───── Task inputs ─────

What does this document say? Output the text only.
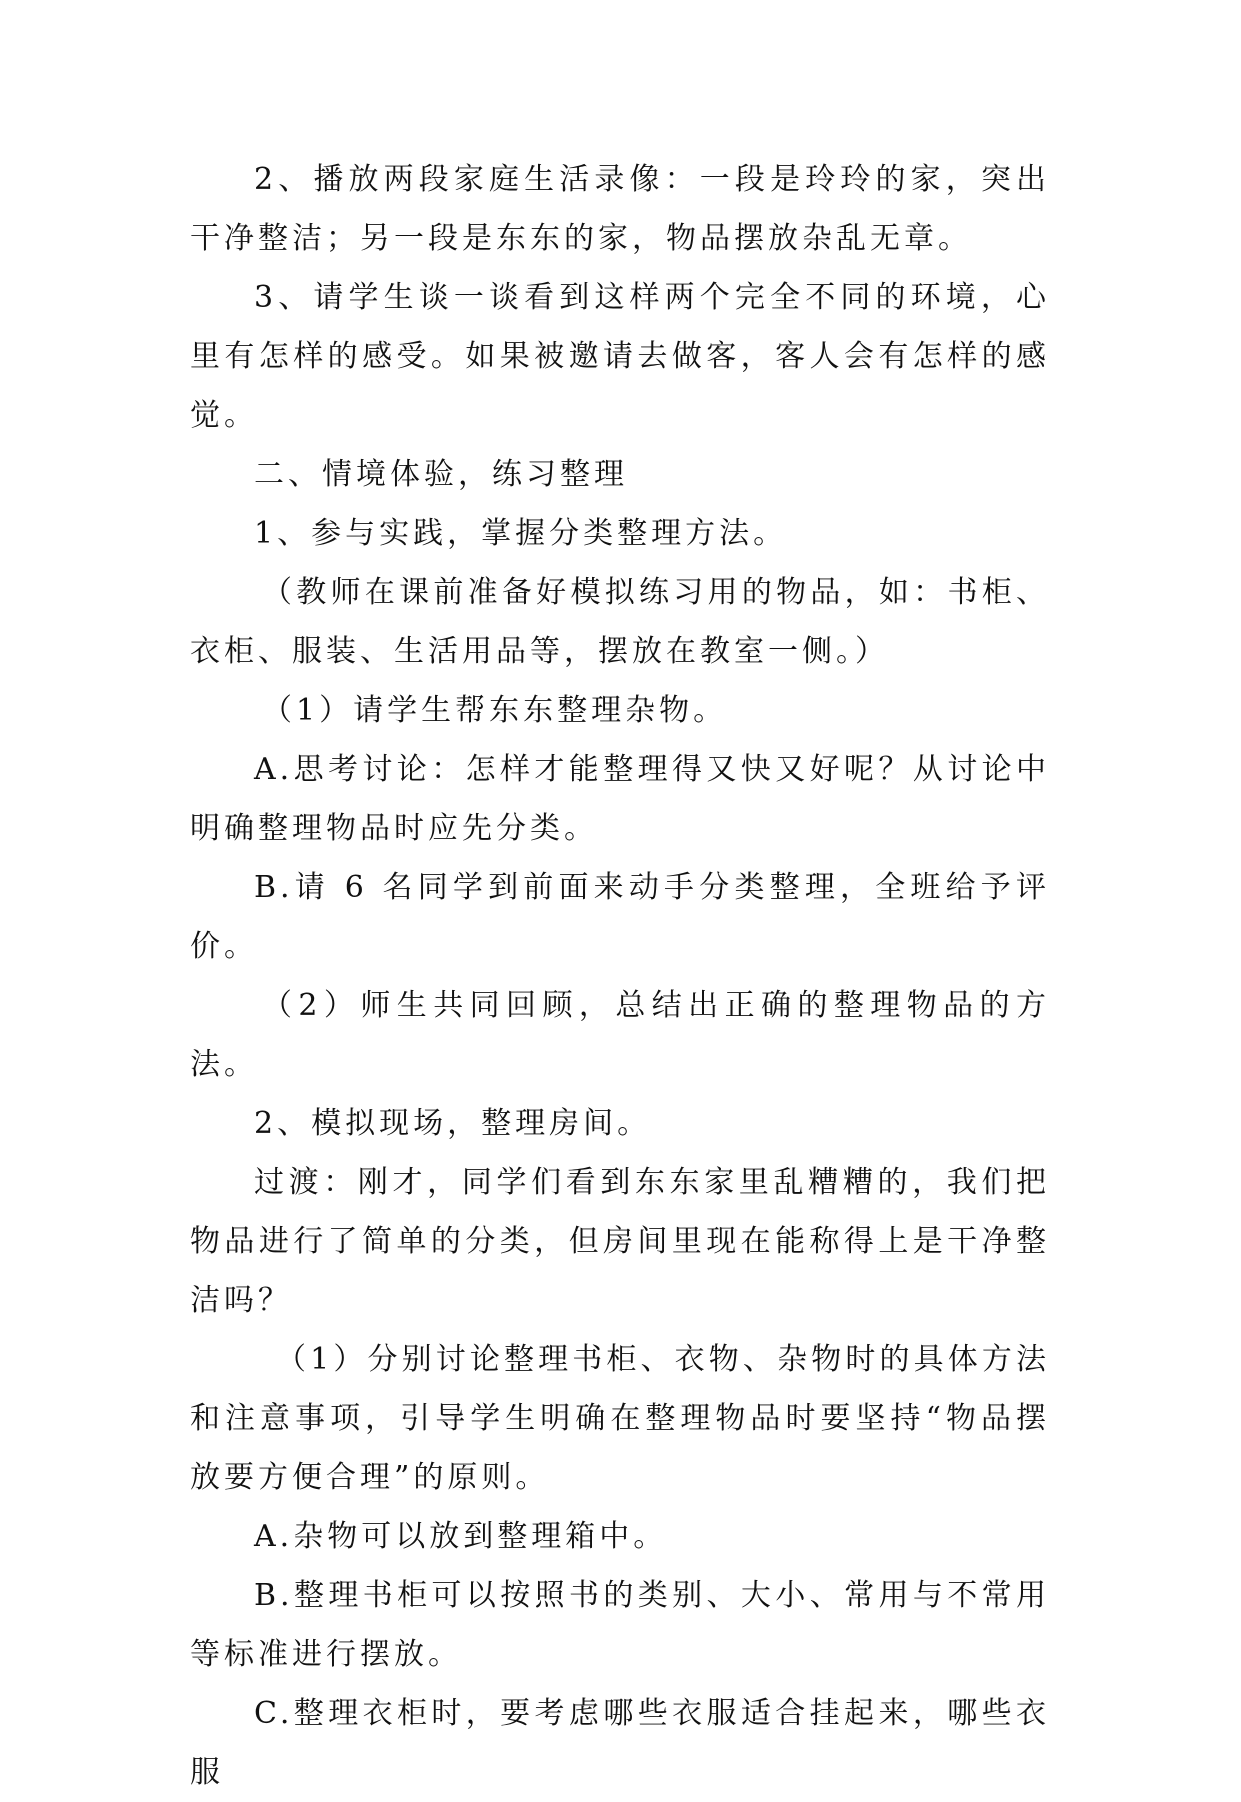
2、播放两段家庭生活录像：一段是玲玲的家，突出干净整洁；另一段是东东的家，物品摆放杂乱无章。

3、请学生谈一谈看到这样两个完全不同的环境，心里有怎样的感受。如果被邀请去做客，客人会有怎样的感觉。

二、情境体验，练习整理

1、参与实践，掌握分类整理方法。

（教师在课前准备好模拟练习用的物品，如：书柜、衣柜、服装、生活用品等，摆放在教室一侧。）

（1）请学生帮东东整理杂物。

A.思考讨论：怎样才能整理得又快又好呢？从讨论中明确整理物品时应先分类。

B.请 6 名同学到前面来动手分类整理，全班给予评价。

（2）师生共同回顾，总结出正确的整理物品的方法。

2、模拟现场，整理房间。

过渡：刚才，同学们看到东东家里乱糟糟的，我们把物品进行了简单的分类，但房间里现在能称得上是干净整洁吗？

（1）分别讨论整理书柜、衣物、杂物时的具体方法和注意事项，引导学生明确在整理物品时要坚持“物品摆放要方便合理”的原则。

A.杂物可以放到整理箱中。

B.整理书柜可以按照书的类别、大小、常用与不常用等标准进行摆放。

C.整理衣柜时，要考虑哪些衣服适合挂起来，哪些衣服
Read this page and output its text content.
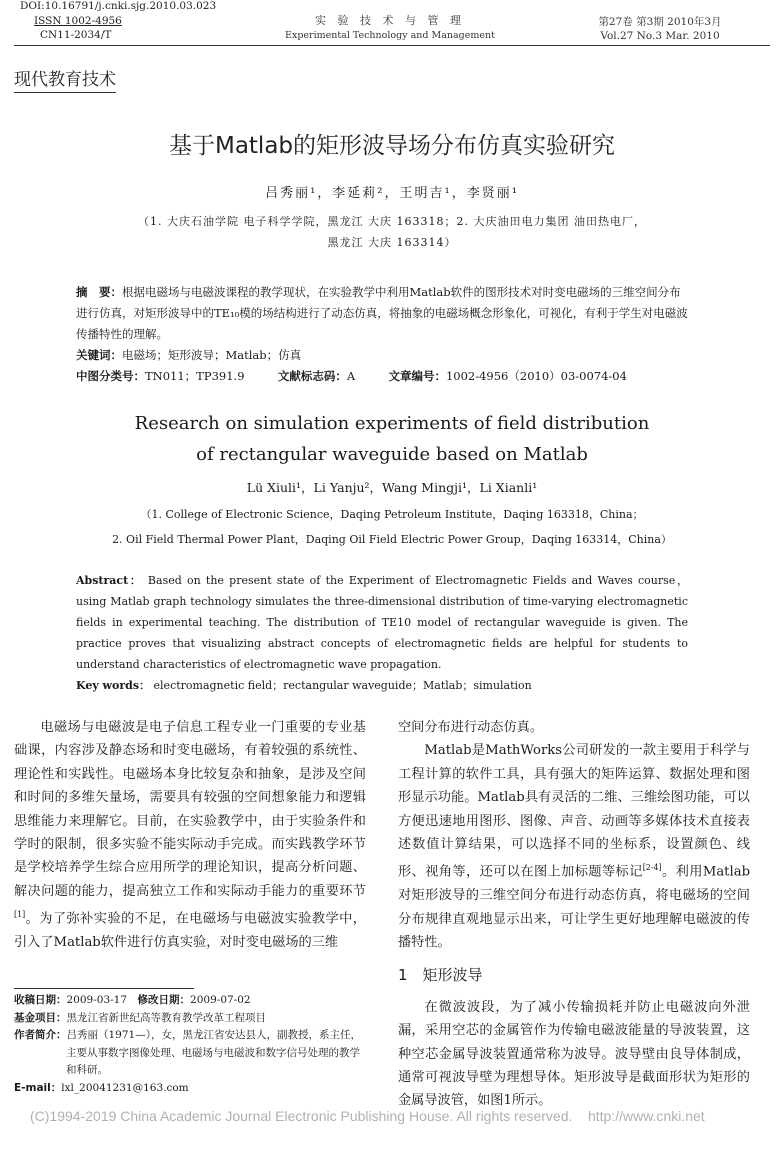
DOI:10.16791/j.cnki.sjg.2010.03.023
ISSN 1002-4956
CN11-2034/T
实 验 技 术 与 管 理
Experimental Technology and Management
第27卷 第3期 2010年3月
Vol.27 No.3 Mar. 2010
现代教育技术
基于Matlab的矩形波导场分布仿真实验研究
吕秀丽¹，李延莉²，王明吉¹，李贤丽¹
（1. 大庆石油学院 电子科学学院，黑龙江 大庆 163318；2. 大庆油田电力集团 油田热电厂，
黑龙江 大庆 163314）
摘　要：根据电磁场与电磁波课程的教学现状，在实验教学中利用Matlab软件的图形技术对时变电磁场的三维空间分布进行仿真，对矩形波导中的TE₁₀模的场结构进行了动态仿真，将抽象的电磁场概念形象化，可视化，有利于学生对电磁波传播特性的理解。
关键词：电磁场；矩形波导；Matlab；仿真
中图分类号：TN011；TP391.9	文献标志码：A	文章编号：1002-4956（2010）03-0074-04
Research on simulation experiments of field distribution
of rectangular waveguide based on Matlab
Lü Xiuli¹，Li Yanju²，Wang Mingji¹，Li Xianli¹
（1. College of Electronic Science，Daqing Petroleum Institute，Daqing 163318，China；
2. Oil Field Thermal Power Plant，Daqing Oil Field Electric Power Group，Daqing 163314，China）
Abstract： Based on the present state of the Experiment of Electromagnetic Fields and Waves course，using Matlab graph technology simulates the three-dimensional distribution of time-varying electromagnetic fields in experimental teaching. The distribution of TE10 model of rectangular waveguide is given. The practice proves that visualizing abstract concepts of electromagnetic fields are helpful for students to understand characteristics of electromagnetic wave propagation.
Key words： electromagnetic field；rectangular waveguide；Matlab；simulation

电磁场与电磁波是电子信息工程专业一门重要的专业基础课，内容涉及静态场和时变电磁场，有着较强的系统性、理论性和实践性。电磁场本身比较复杂和抽象，是涉及空间和时间的多维矢量场，需要具有较强的空间想象能力和逻辑思维能力来理解它。目前，在实验教学中，由于实验条件和学时的限制，很多实验不能实际动手完成。而实践教学环节是学校培养学生综合应用所学的理论知识，提高分析问题、解决问题的能力，提高独立工作和实际动手能力的重要环节[1]。为了弥补实验的不足，在电磁场与电磁波实验教学中，引入了Matlab软件进行仿真实验，对时变电磁场的三维

收稿日期：2009-03-17　 修改日期：2009-07-02
基金项目：黑龙江省新世纪高等教育教学改革工程项目
作者简介：吕秀丽（1971—），女，黑龙江省安达县人，副教授，系主任，主要从事数字图像处理、电磁场与电磁波和数字信号处理的教学和科研。
E-mail：lxl_20041231@163.com

空间分布进行动态仿真。

Matlab是MathWorks公司研发的一款主要用于科学与工程计算的软件工具，具有强大的矩阵运算、数据处理和图形显示功能。Matlab具有灵活的二维、三维绘图功能，可以方便迅速地用图形、图像、声音、动画等多媒体技术直接表述数值计算结果，可以选择不同的坐标系，设置颜色、线形、视角等，还可以在图上加标题等标记[2-4]。利用Matlab对矩形波导的三维空间分布进行动态仿真，将电磁场的空间分布规律直观地显示出来，可让学生更好地理解电磁波的传播特性。

1　矩形波导

在微波波段，为了减小传输损耗并防止电磁波向外泄漏，采用空芯的金属管作为传输电磁波能量的导波装置，这种空芯金属导波装置通常称为波导。波导壁由良导体制成，通常可视波导壁为理想导体。矩形波导是截面形状为矩形的金属导波管，如图1所示。

(C)1994-2019 China Academic Journal Electronic Publishing House. All rights reserved.    http://www.cnki.net
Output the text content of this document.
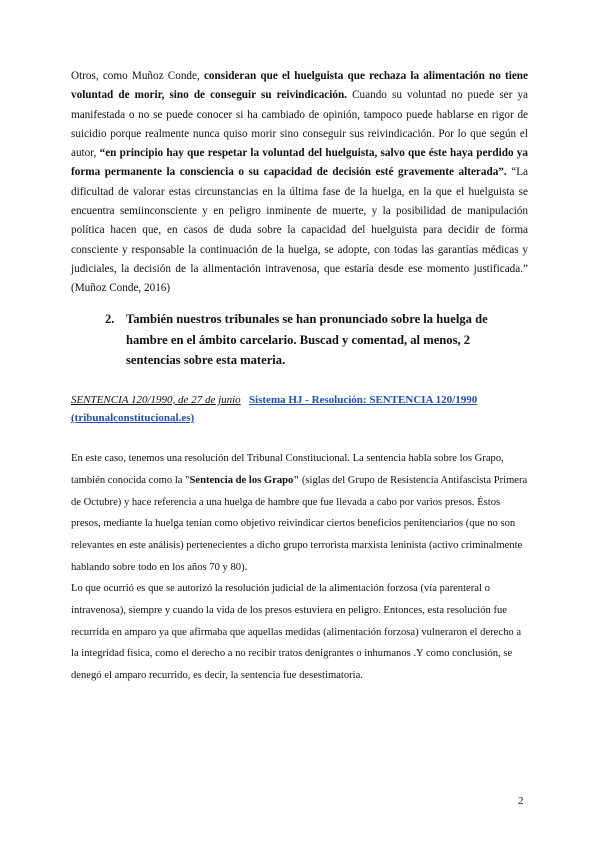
Otros, como Muñoz Conde, consideran que el huelguista que rechaza la alimentación no tiene voluntad de morir, sino de conseguir su reivindicación. Cuando su voluntad no puede ser ya manifestada o no se puede conocer si ha cambiado de opinión, tampoco puede hablarse en rigor de suicidio porque realmente nunca quiso morir sino conseguir sus reivindicación. Por lo que según el autor, “en principio hay que respetar la voluntad del huelguista, salvo que éste haya perdido ya forma permanente la consciencia o su capacidad de decisión esté gravemente alterada”. “La dificultad de valorar estas circunstancias en la última fase de la huelga, en la que el huelguista se encuentra semiinconsciente y en peligro inminente de muerte, y la posibilidad de manipulación política hacen que, en casos de duda sobre la capacidad del huelguista para decidir de forma consciente y responsable la continuación de la huelga, se adopte, con todas las garantías médicas y judiciales, la decisión de la alimentación intravenosa, que estaría desde ese momento justificada.” (Muñoz Conde, 2016)

2. También nuestros tribunales se han pronunciado sobre la huelga de hambre en el ámbito carcelario. Buscad y comentad, al menos, 2 sentencias sobre esta materia.

SENTENCIA 120/1990, de 27 de junio Sistema HJ - Resolución: SENTENCIA 120/1990 (tribunalconstitucional.es)

En este caso, tenemos una resolución del Tribunal Constitucional. La sentencia habla sobre los Grapo, también conocida como la "Sentencia de los Grapo" (siglas del Grupo de Resistencia Antifascista Primera de Octubre) y hace referencia a una huelga de hambre que fue llevada a cabo por varios presos. Éstos presos, mediante la huelga tenían como objetivo reivindicar ciertos beneficios penitenciarios (que no son relevantes en este análisis) pertenecientes a dicho grupo terrorista marxista leninista (activo criminalmente hablando sobre todo en los años 70 y 80).

Lo que ocurrió es que se autorizó la resolución judicial de la alimentación forzosa (vía parenteral o intravenosa), siempre y cuando la vida de los presos estuviera en peligro. Entonces, esta resolución fue recurrida en amparo ya que afirmaba que aquellas medidas (alimentación forzosa) vulneraron el derecho a la integridad física, como el derecho a no recibir tratos denigrantes o inhumanos .Y como conclusión, se denegó el amparo recurrido, es decir, la sentencia fue desestimatoria.

2
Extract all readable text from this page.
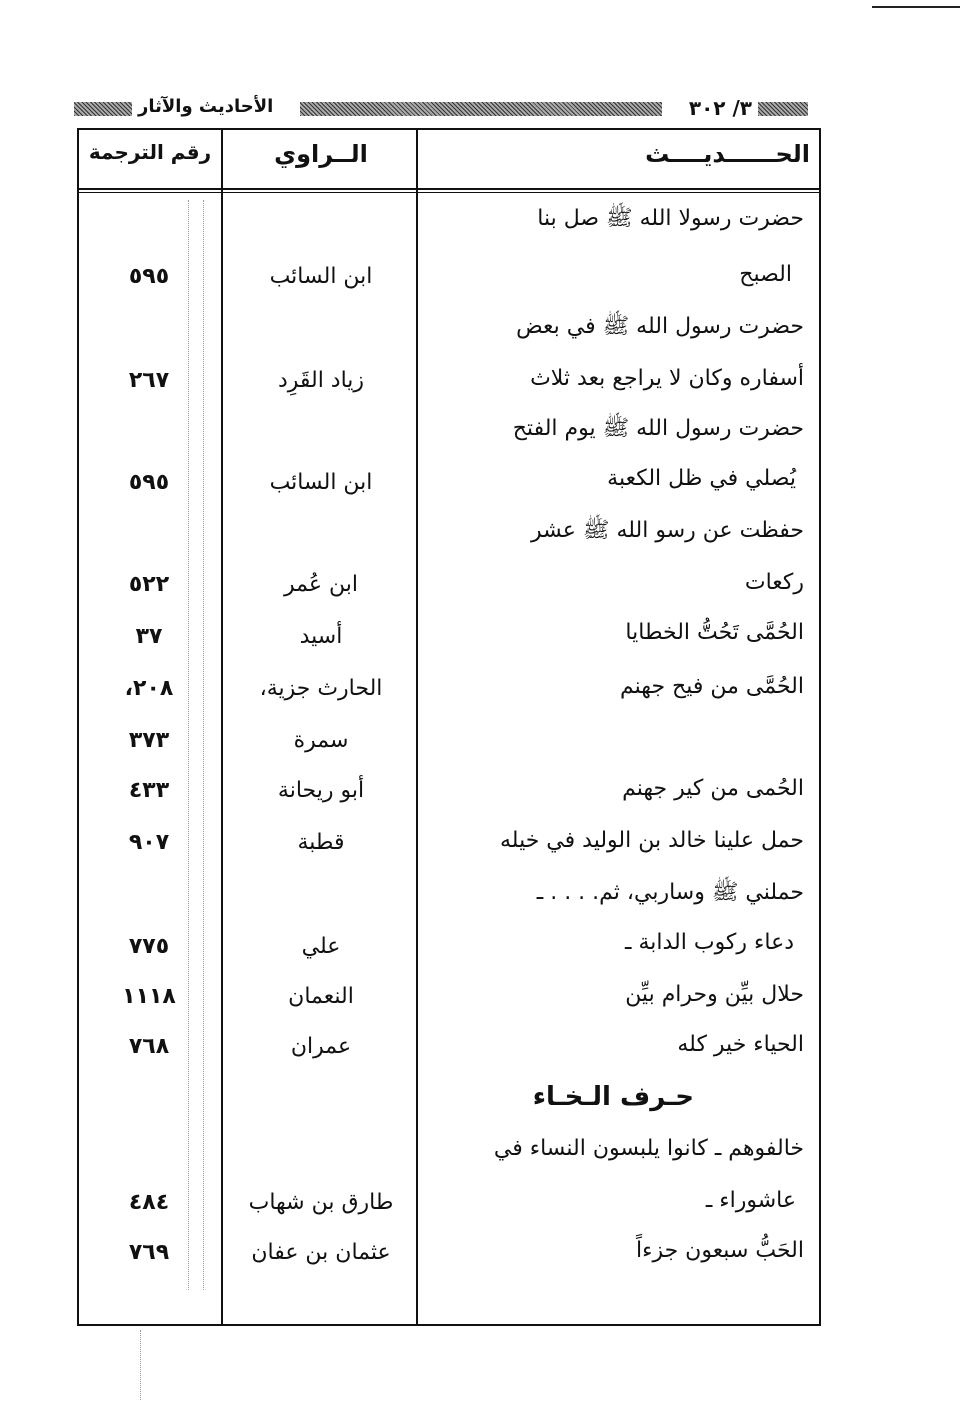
٣/ ٣٠٢
الأحاديث والآثار
الحــــــديــــث
الــراوي
رقم الترجمة
حضرت رسولا الله ﷺ صل بنا
الصبح
ابن السائب
٥٩٥
حضرت رسول الله ﷺ في بعض
أسفاره وكان لا يراجع بعد ثلاث
زياد القَرِد
٢٦٧
حضرت رسول الله ﷺ يوم الفتح
يُصلي في ظل الكعبة
ابن السائب
٥٩٥
حفظت عن رسو الله ﷺ عشر
ركعات
ابن عُمر
٥٢٢
الحُمَّى تَحُتُّ الخطايا
أسيد
٣٧
الحُمَّى من فيح جهنم
الحارث جزية،
٢٠٨،
سمرة
٣٧٣
الحُمى من كير جهنم
أبو ريحانة
٤٣٣
حمل علينا خالد بن الوليد في خيله
قطبة
٩٠٧
حملني ﷺ وساربي، ثم. . . . ـ
دعاء ركوب الدابة ـ
علي
٧٧٥
حلال بيِّن وحرام بيِّن
النعمان
١١١٨
الحياء خير كله
عمران
٧٦٨
حـرف الـخـاء
خالفوهم ـ كانوا يلبسون النساء في
عاشوراء ـ
طارق بن شهاب
٤٨٤
الحَبُّ سبعون جزءاً
عثمان بن عفان
٧٦٩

─────

### Directions for this task
Where does the word "presos" appear in the listing? List each line that holds it.

### Response
En este caso, tenemos una resolución del Tribunal Constitucional. La sentencia habla sobre los Grapo, también conocida como la "Sentencia de los Grapo" (siglas del Grupo de Resistencia Antifascista Primera de Octubre) y hace referencia a una huelga de hambre que fue llevada a cabo por varios presos. Éstos presos, mediante la huelga tenían como objetivo reivindicar ciertos beneficios penitenciarios (que no son relevantes en este análisis) pertenecientes a dicho grupo terrorista marxista leninista (activo criminalmente hablando sobre todo en los años 70 y 80).
Lo que ocurrió es que se autorizó la resolución judicial de la alimentación forzosa (vía parenteral o intravenosa), siempre y cuando la vida de los presos estuviera en peligro. Entonces, esta resolución fue recurrida en amparo ya que afirmaba que aquellas medidas (alimentación forzosa) vulneraron el derecho a la integridad física, como el derecho a no recibir tratos denigrantes o inhumanos .Y como conclusión, se denegó el amparo recurrido, es decir, la sentencia fue desestimatoria.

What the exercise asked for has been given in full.